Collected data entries

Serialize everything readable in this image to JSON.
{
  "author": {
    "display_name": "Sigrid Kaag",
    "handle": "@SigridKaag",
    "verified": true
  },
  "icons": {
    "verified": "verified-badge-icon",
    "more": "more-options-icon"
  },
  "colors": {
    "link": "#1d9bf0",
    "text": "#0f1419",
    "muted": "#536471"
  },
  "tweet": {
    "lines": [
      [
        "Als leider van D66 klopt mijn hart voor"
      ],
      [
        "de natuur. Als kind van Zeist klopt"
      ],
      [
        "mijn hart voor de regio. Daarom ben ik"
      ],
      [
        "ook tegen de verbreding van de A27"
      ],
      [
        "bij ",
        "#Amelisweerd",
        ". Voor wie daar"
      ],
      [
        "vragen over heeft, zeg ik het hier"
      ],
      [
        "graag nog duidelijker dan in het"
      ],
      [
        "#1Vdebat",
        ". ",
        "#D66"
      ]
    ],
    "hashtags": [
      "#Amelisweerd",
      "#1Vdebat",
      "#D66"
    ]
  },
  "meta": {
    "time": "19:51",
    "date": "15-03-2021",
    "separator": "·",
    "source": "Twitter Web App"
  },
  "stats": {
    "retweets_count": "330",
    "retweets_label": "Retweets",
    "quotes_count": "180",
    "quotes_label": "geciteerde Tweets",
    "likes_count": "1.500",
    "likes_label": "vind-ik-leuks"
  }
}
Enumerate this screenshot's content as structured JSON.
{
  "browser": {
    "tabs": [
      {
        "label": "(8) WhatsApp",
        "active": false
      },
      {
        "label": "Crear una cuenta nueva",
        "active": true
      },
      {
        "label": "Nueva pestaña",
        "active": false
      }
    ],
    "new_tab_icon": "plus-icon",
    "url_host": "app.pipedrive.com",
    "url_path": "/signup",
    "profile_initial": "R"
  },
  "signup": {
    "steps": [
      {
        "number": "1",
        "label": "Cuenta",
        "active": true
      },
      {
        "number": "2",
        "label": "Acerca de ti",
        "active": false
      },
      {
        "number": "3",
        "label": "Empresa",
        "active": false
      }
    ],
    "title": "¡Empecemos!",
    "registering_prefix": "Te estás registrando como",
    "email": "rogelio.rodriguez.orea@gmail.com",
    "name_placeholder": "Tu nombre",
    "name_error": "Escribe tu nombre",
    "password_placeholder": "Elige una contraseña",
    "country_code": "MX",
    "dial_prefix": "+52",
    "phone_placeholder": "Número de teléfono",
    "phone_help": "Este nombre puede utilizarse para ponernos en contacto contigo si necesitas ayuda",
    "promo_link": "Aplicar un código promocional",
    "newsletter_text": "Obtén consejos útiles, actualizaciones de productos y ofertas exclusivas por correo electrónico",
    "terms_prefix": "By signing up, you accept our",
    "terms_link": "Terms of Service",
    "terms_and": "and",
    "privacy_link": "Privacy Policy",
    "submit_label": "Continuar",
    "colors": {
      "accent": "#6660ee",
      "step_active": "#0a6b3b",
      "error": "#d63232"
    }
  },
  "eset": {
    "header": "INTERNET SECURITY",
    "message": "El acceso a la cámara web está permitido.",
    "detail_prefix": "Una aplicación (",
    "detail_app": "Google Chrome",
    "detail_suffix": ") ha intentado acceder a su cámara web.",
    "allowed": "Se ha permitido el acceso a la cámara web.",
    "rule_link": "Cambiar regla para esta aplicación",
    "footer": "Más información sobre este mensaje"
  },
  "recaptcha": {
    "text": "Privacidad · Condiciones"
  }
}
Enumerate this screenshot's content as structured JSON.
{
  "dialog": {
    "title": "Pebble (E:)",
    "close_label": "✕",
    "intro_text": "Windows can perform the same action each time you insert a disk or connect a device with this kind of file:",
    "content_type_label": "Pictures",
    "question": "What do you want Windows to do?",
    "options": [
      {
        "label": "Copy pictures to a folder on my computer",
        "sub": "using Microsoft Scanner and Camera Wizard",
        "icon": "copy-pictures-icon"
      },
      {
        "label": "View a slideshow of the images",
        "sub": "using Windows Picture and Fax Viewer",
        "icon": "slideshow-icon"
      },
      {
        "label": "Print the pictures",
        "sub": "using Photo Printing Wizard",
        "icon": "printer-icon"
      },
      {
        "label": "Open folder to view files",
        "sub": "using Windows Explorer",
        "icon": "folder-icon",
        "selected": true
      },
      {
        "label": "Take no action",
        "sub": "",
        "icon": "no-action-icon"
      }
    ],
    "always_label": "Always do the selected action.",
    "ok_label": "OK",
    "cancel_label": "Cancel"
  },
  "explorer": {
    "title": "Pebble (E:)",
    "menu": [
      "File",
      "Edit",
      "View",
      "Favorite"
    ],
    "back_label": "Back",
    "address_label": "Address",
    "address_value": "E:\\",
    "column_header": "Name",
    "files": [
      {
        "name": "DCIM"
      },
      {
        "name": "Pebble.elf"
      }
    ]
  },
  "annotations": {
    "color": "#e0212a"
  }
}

▶ **What the task asks**
Extract the whole listing, character for character.

▶ **Exercise answer**
Serialize everything readable in this image to JSON.
{
  "author": {
    "display_name": "Sigrid Kaag",
    "handle": "@SigridKaag",
    "verified": true
  },
  "icons": {
    "verified": "verified-badge-icon",
    "more": "more-options-icon"
  },
  "colors": {
    "link": "#1d9bf0",
    "text": "#0f1419",
    "muted": "#536471"
  },
  "tweet": {
    "lines": [
      [
        "Als leider van D66 klopt mijn hart voor"
      ],
      [
        "de natuur. Als kind van Zeist klopt"
      ],
      [
        "mijn hart voor de regio. Daarom ben ik"
      ],
      [
        "ook tegen de verbreding van de A27"
      ],
      [
        "bij ",
        "#Amelisweerd",
        ". Voor wie daar"
      ],
      [
        "vragen over heeft, zeg ik het hier"
      ],
      [
        "graag nog duidelijker dan in het"
      ],
      [
        "#1Vdebat",
        ". ",
        "#D66"
      ]
    ],
    "hashtags": [
      "#Amelisweerd",
      "#1Vdebat",
      "#D66"
    ]
  },
  "meta": {
    "time": "19:51",
    "date": "15-03-2021",
    "separator": "·",
    "source": "Twitter Web App"
  },
  "stats": {
    "retweets_count": "330",
    "retweets_label": "Retweets",
    "quotes_count": "180",
    "quotes_label": "geciteerde Tweets",
    "likes_count": "1.500",
    "likes_label": "vind-ik-leuks"
  }
}
Enumerate this screenshot's content as structured JSON.
{
  "browser": {
    "tabs": [
      {
        "label": "(8) WhatsApp",
        "active": false
      },
      {
        "label": "Crear una cuenta nueva",
        "active": true
      },
      {
        "label": "Nueva pestaña",
        "active": false
      }
    ],
    "new_tab_icon": "plus-icon",
    "url_host": "app.pipedrive.com",
    "url_path": "/signup",
    "profile_initial": "R"
  },
  "signup": {
    "steps": [
      {
        "number": "1",
        "label": "Cuenta",
        "active": true
      },
      {
        "number": "2",
        "label": "Acerca de ti",
        "active": false
      },
      {
        "number": "3",
        "label": "Empresa",
        "active": false
      }
    ],
    "title": "¡Empecemos!",
    "registering_prefix": "Te estás registrando como",
    "email": "rogelio.rodriguez.orea@gmail.com",
    "name_placeholder": "Tu nombre",
    "name_error": "Escribe tu nombre",
    "password_placeholder": "Elige una contraseña",
    "country_code": "MX",
    "dial_prefix": "+52",
    "phone_placeholder": "Número de teléfono",
    "phone_help": "Este nombre puede utilizarse para ponernos en contacto contigo si necesitas ayuda",
    "promo_link": "Aplicar un código promocional",
    "newsletter_text": "Obtén consejos útiles, actualizaciones de productos y ofertas exclusivas por correo electrónico",
    "terms_prefix": "By signing up, you accept our",
    "terms_link": "Terms of Service",
    "terms_and": "and",
    "privacy_link": "Privacy Policy",
    "submit_label": "Continuar",
    "colors": {
      "accent": "#6660ee",
      "step_active": "#0a6b3b",
      "error": "#d63232"
    }
  },
  "eset": {
    "header": "INTERNET SECURITY",
    "message": "El acceso a la cámara web está permitido.",
    "detail_prefix": "Una aplicación (",
    "detail_app": "Google Chrome",
    "detail_suffix": ") ha intentado acceder a su cámara web.",
    "allowed": "Se ha permitido el acceso a la cámara web.",
    "rule_link": "Cambiar regla para esta aplicación",
    "footer": "Más información sobre este mensaje"
  },
  "recaptcha": {
    "text": "Privacidad · Condiciones"
  }
}
Enumerate this screenshot's content as structured JSON.
{
  "dialog": {
    "title": "Pebble (E:)",
    "close_label": "✕",
    "intro_text": "Windows can perform the same action each time you insert a disk or connect a device with this kind of file:",
    "content_type_label": "Pictures",
    "question": "What do you want Windows to do?",
    "options": [
      {
        "label": "Copy pictures to a folder on my computer",
        "sub": "using Microsoft Scanner and Camera Wizard",
        "icon": "copy-pictures-icon"
      },
      {
        "label": "View a slideshow of the images",
        "sub": "using Windows Picture and Fax Viewer",
        "icon": "slideshow-icon"
      },
      {
        "label": "Print the pictures",
        "sub": "using Photo Printing Wizard",
        "icon": "printer-icon"
      },
      {
        "label": "Open folder to view files",
        "sub": "using Windows Explorer",
        "icon": "folder-icon",
        "selected": true
      },
      {
        "label": "Take no action",
        "sub": "",
        "icon": "no-action-icon"
      }
    ],
    "always_label": "Always do the selected action.",
    "ok_label": "OK",
    "cancel_label": "Cancel"
  },
  "explorer": {
    "title": "Pebble (E:)",
    "menu": [
      "File",
      "Edit",
      "View",
      "Favorite"
    ],
    "back_label": "Back",
    "address_label": "Address",
    "address_value": "E:\\",
    "column_header": "Name",
    "files": [
      {
        "name": "DCIM"
      },
      {
        "name": "Pebble.elf"
      }
    ]
  },
  "annotations": {
    "color": "#e0212a"
  }
}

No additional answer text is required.